- _SHORT TASK_
Pick out each line containing the string "image" and copy it.

- _MATERIALS PROVIDED_

★ ★ ★ ★ ★

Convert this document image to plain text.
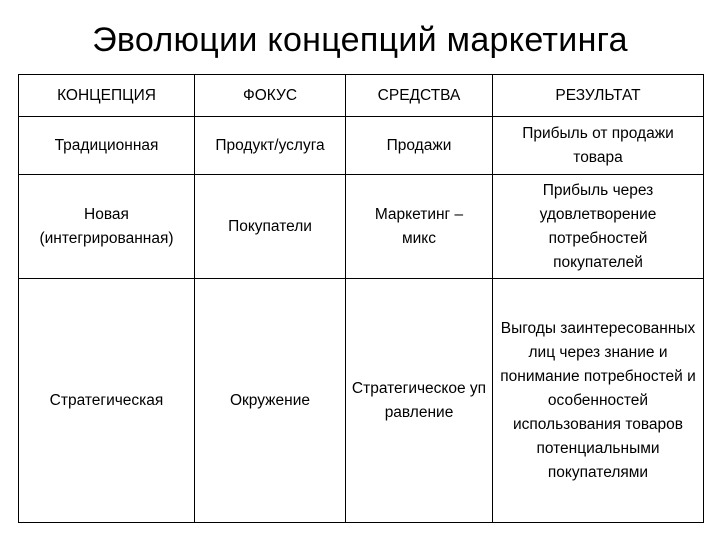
Эволюции концепций маркетинга
КОНЦЕПЦИЯ	ФОКУС	СРЕДСТВА	РЕЗУЛЬТАТ
Традиционная	Продукт/услуга	Продажи	Прибыль от продажи товара
Новая (интегрированная)	Покупатели	Маркетинг – микс	Прибыль через удовлетворение потребностей покупателей
Стратегическая	Окружение	Стратегическое управление	Выгоды заинтересованных лиц через знание и понимание потребностей и особенностей использования товаров потенциальными покупателями
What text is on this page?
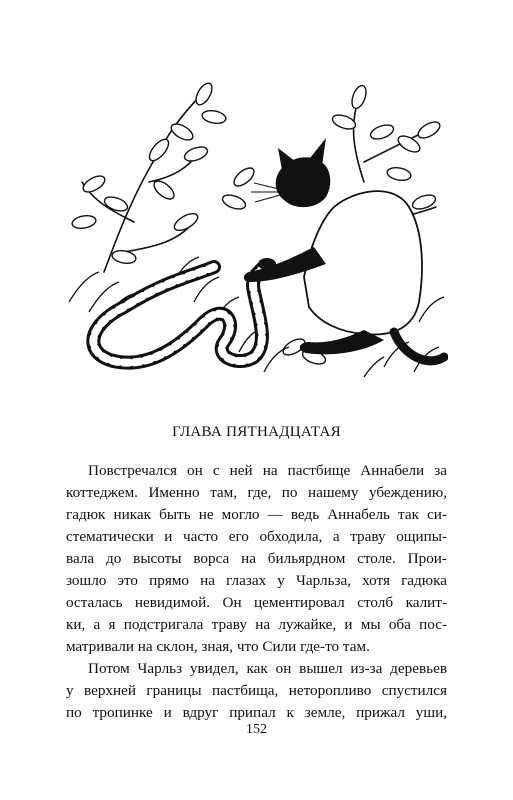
ГЛАВА ПЯТНАДЦАТАЯ
Повстречался он с ней на пастбище Аннабели за
коттеджем. Именно там, где, по нашему убеждению,
гадюк никак быть не могло — ведь Аннабель так си-
стематически и часто его обходила, а траву ощипы-
вала до высоты ворса на бильярдном столе. Прои-
зошло это прямо на глазах у Чарльза, хотя гадюка
осталась невидимой. Он цементировал столб калит-
ки, а я подстригала траву на лужайке, и мы оба пос-
матривали на склон, зная, что Сили где-то там.
Потом Чарльз увидел, как он вышел из-за деревьев
у верхней границы пастбища, неторопливо спустился
по тропинке и вдруг припал к земле, прижал уши,
152
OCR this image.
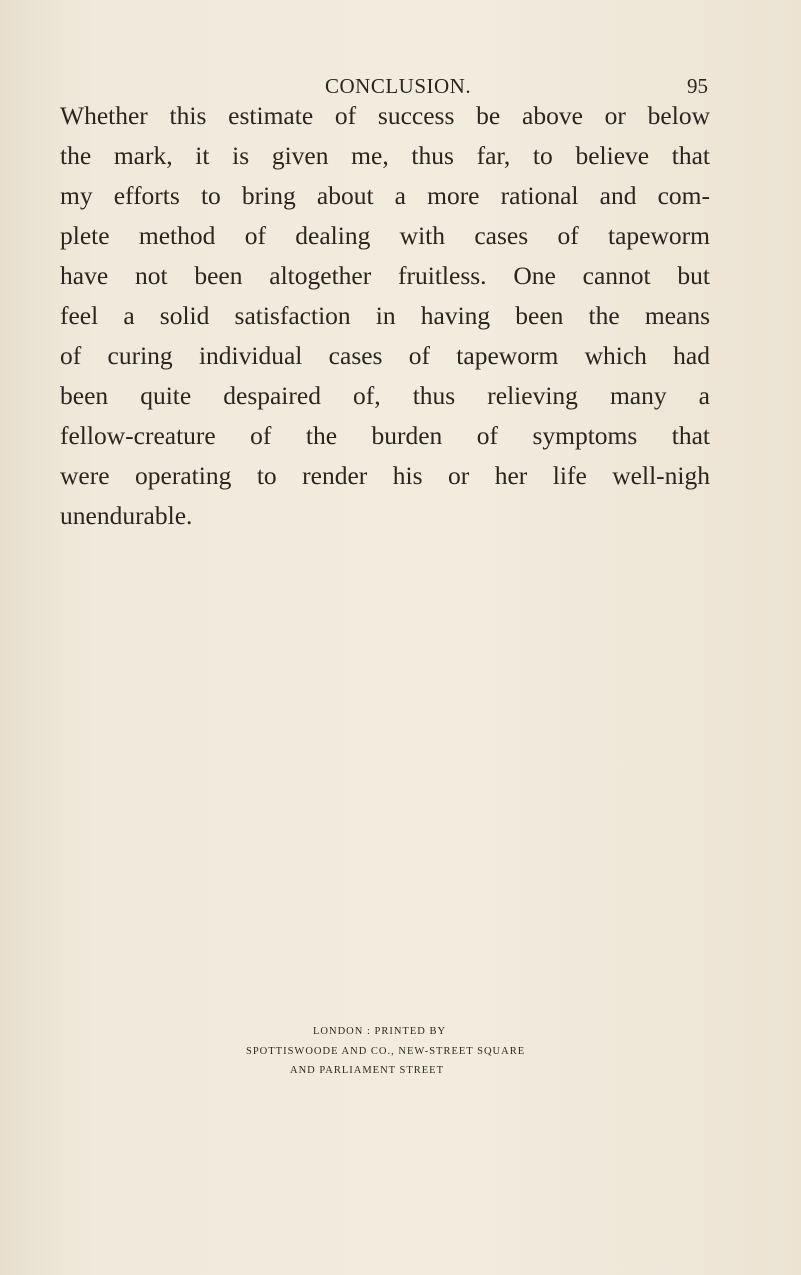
CONCLUSION.	95
Whether this estimate of success be above or below
the mark, it is given me, thus far, to believe that
my efforts to bring about a more rational and com-
plete method of dealing with cases of tapeworm
have not been altogether fruitless. One cannot but
feel a solid satisfaction in having been the means
of curing individual cases of tapeworm which had
been quite despaired of, thus relieving many a
fellow-creature of the burden of symptoms that
were operating to render his or her life well-nigh
unendurable.
LONDON : PRINTED BY
SPOTTISWOODE AND CO., NEW-STREET SQUARE
AND PARLIAMENT STREET
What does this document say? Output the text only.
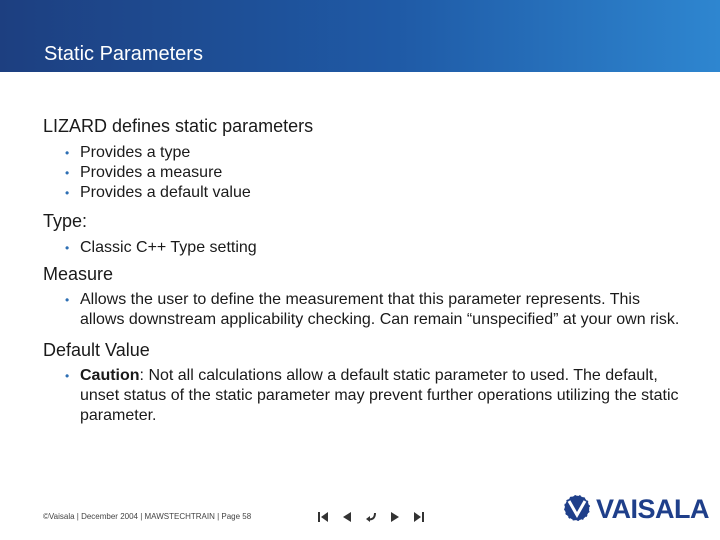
Static Parameters

LIZARD defines static parameters

• Provides a type
• Provides a measure
• Provides a default value

Type:

• Classic C++ Type setting

Measure

• Allows the user to define the measurement that this parameter represents. This allows downstream applicability checking. Can remain “unspecified” at your own risk.

Default Value

• Caution: Not all calculations allow a default static parameter to used. The default, unset status of the static parameter may prevent further operations utilizing the static parameter.
©Vaisala | December 2004 | MAWSTECHTRAIN | Page 58	VAISALA
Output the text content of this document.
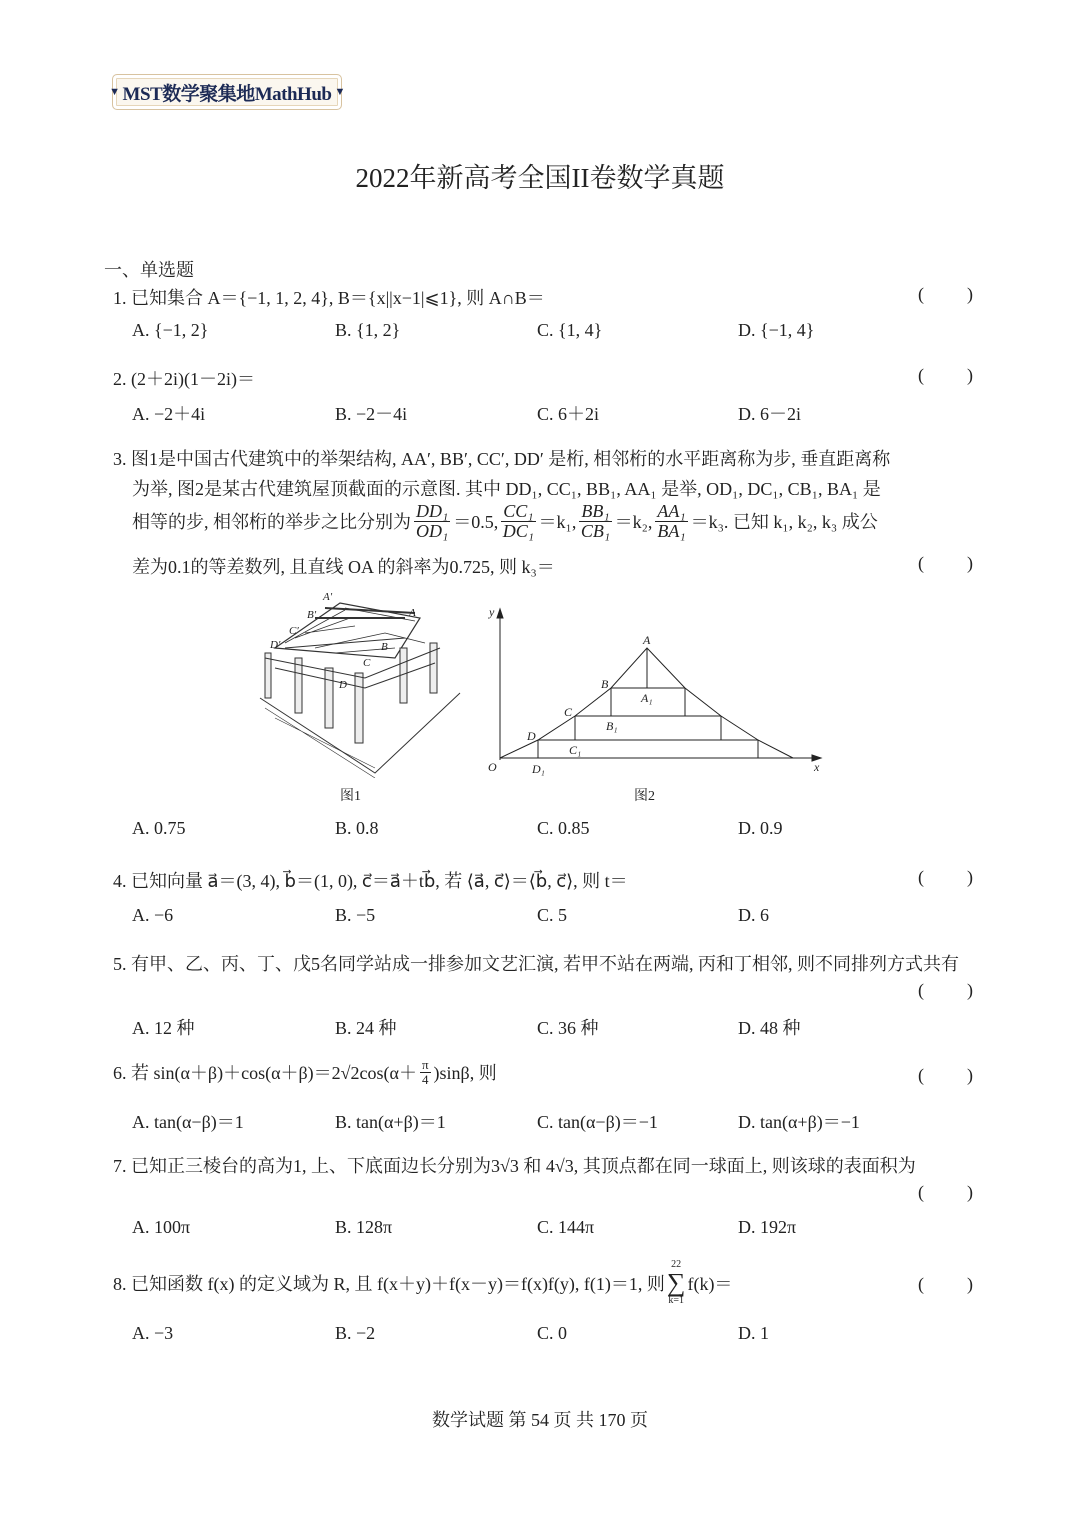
▼ MST数学聚集地MathHub ▼
2022年新高考全国II卷数学真题
一、单选题
1. 已知集合 A＝{−1, 1, 2, 4}, B＝{x||x−1|⩽1}, 则 A∩B＝	( )
A. {−1, 2}	B. {1, 2}	C. {1, 4}	D. {−1, 4}
2. (2＋2i)(1－2i)＝	( )
A. −2＋4i	B. −2－4i	C. 6＋2i	D. 6－2i
3. 图1是中国古代建筑中的举架结构, AA′, BB′, CC′, DD′ 是桁, 相邻桁的水平距离称为步, 垂直距离称
为举, 图2是某古代建筑屋顶截面的示意图. 其中 DD₁, CC₁, BB₁, AA₁ 是举, OD₁, DC₁, CB₁, BA₁ 是
相等的步, 相邻桁的举步之比分别为 $\frac{\text{DD₁}}{\text{OD₁}} =0.5$, $\frac{\text{CC₁}}{\text{DC₁}} =k_1$, $\frac{\text{BB₁}}{\text{CB₁}} =k_2$, $\frac{\text{AA₁}}{\text{BA₁}} =k_3$. 已知 k₁, k₂, k₃ 成公
差为0.1的等差数列, 且直线 OA 的斜率为0.725, 则 k₃＝	( )
A′
B′
C′
D′
A
B
C
D
图1
y
x
O
A
B
C
D
A₁
B₁
C₁
D₁
图2
A. 0.75	B. 0.8	C. 0.85	D. 0.9
4. 已知向量 a⃗＝(3, 4), b⃗＝(1, 0), c⃗＝a⃗＋tb⃗, 若 ⟨a⃗, c⃗⟩＝⟨b⃗, c⃗⟩, 则 t＝	( )
A. −6	B. −5	C. 5	D. 6
5. 有甲、乙、丙、丁、戊5名同学站成一排参加文艺汇演, 若甲不站在两端, 丙和丁相邻, 则不同排列方式共有
( )
A. 12 种	B. 24 种	C. 36 种	D. 48 种
6. 若 $\sin(\alpha+\beta)+\cos(\alpha+\beta)=2√2\cos(\alpha+ \frac{\pi}{4} )\sin\beta$, 则	( )
A. tan(α−β)＝1	B. tan(α+β)＝1	C. tan(α−β)＝−1	D. tan(α+β)＝−1
7. 已知正三棱台的高为1, 上、下底面边长分别为3√3 和 4√3, 其顶点都在同一球面上, 则该球的表面积为
( )
A. 100π	B. 128π	C. 144π	D. 192π
8. 已知函数 f(x) 的定义域为 R, 且 f(x＋y)＋f(x－y)＝f(x)f(y), f(1)＝1, 则
22
∑
k=1
f(k)＝	( )
A. −3	B. −2	C. 0	D. 1
数学试题 第 54 页 共 170 页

★ ★ ★ ★ ★

- _REPLY TO THE EXERCISE_
Convert this document image to plain text.
OCR this image.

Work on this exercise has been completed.